Dataset items
[BEGIN]
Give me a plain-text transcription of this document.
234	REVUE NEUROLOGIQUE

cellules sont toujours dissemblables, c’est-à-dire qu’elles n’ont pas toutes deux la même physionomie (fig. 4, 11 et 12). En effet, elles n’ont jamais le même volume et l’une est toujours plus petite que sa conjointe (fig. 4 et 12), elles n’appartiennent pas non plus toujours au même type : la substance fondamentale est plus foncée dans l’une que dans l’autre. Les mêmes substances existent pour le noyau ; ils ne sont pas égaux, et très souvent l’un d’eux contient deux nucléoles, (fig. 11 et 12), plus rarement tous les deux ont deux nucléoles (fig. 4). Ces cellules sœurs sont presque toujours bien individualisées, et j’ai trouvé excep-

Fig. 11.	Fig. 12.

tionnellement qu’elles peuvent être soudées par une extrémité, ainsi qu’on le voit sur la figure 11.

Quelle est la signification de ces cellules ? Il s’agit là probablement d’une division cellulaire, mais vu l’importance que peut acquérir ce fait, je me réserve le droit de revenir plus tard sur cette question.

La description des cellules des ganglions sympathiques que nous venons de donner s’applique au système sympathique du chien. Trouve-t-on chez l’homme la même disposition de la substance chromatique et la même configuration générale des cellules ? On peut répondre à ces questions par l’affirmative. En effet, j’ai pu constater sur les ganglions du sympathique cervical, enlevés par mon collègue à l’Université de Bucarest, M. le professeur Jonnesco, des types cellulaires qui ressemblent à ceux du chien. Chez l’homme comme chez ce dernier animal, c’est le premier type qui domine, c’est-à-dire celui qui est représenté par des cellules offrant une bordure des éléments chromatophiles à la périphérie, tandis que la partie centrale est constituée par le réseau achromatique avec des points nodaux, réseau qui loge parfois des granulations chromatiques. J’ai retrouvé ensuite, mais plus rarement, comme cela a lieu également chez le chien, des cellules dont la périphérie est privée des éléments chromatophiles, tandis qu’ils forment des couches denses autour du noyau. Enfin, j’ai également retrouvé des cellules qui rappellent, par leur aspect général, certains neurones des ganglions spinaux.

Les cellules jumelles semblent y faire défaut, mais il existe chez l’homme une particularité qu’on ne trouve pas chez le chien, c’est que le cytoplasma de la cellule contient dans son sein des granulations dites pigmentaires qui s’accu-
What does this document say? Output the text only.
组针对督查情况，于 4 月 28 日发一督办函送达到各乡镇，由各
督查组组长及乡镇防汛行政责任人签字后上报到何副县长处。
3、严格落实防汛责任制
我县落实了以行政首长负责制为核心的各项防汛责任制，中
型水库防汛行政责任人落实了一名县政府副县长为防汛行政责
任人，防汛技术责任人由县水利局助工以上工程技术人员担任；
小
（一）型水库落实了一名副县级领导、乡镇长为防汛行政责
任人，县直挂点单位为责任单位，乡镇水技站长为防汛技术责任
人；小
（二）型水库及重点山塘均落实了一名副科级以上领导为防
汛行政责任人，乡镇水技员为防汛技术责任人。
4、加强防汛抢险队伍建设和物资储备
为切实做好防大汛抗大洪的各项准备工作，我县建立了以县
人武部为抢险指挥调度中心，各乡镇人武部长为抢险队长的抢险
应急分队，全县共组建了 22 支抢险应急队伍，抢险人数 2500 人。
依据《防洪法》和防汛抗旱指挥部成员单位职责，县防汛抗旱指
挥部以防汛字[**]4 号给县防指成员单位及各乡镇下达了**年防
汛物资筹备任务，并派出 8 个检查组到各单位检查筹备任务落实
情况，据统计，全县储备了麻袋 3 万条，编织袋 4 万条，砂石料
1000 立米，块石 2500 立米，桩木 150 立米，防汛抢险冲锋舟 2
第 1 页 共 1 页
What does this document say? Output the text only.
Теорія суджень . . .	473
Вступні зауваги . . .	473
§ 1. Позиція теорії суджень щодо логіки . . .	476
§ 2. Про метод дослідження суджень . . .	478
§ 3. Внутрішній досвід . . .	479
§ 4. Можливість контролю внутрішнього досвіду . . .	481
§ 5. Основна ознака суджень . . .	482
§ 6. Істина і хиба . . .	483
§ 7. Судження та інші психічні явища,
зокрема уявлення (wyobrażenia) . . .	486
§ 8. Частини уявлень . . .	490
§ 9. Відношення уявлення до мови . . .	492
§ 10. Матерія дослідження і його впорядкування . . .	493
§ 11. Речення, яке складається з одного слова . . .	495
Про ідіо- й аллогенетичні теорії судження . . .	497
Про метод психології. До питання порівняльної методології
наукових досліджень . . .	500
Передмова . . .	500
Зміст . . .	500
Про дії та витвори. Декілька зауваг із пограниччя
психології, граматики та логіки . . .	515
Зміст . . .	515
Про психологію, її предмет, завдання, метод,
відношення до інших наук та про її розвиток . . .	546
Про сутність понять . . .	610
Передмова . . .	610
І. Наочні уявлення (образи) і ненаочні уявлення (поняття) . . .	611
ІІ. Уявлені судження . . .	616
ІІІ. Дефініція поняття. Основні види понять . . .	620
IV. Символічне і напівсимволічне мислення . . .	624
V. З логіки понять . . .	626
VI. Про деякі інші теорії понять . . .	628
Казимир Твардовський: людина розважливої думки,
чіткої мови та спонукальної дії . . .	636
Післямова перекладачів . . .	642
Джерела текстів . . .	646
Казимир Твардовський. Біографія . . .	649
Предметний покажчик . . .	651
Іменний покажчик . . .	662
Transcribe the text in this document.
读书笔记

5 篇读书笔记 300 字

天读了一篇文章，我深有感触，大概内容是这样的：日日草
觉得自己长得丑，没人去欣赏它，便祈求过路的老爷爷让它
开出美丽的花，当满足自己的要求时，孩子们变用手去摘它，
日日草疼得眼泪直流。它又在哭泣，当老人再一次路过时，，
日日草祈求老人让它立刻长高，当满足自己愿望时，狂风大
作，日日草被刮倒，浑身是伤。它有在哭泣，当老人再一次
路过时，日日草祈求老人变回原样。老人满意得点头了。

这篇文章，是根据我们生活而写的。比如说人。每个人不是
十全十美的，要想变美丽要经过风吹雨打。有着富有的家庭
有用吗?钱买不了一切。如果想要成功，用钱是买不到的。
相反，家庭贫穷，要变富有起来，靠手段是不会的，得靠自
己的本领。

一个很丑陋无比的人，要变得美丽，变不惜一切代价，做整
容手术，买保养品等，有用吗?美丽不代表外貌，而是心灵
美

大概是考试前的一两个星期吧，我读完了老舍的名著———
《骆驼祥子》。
[END]
Pick out each line containing "мови" and report it.

#### [Response to the task]
§ 9. Відношення уявлення до мови . . .	492
чіткої мови та спонукальної дії . . .	636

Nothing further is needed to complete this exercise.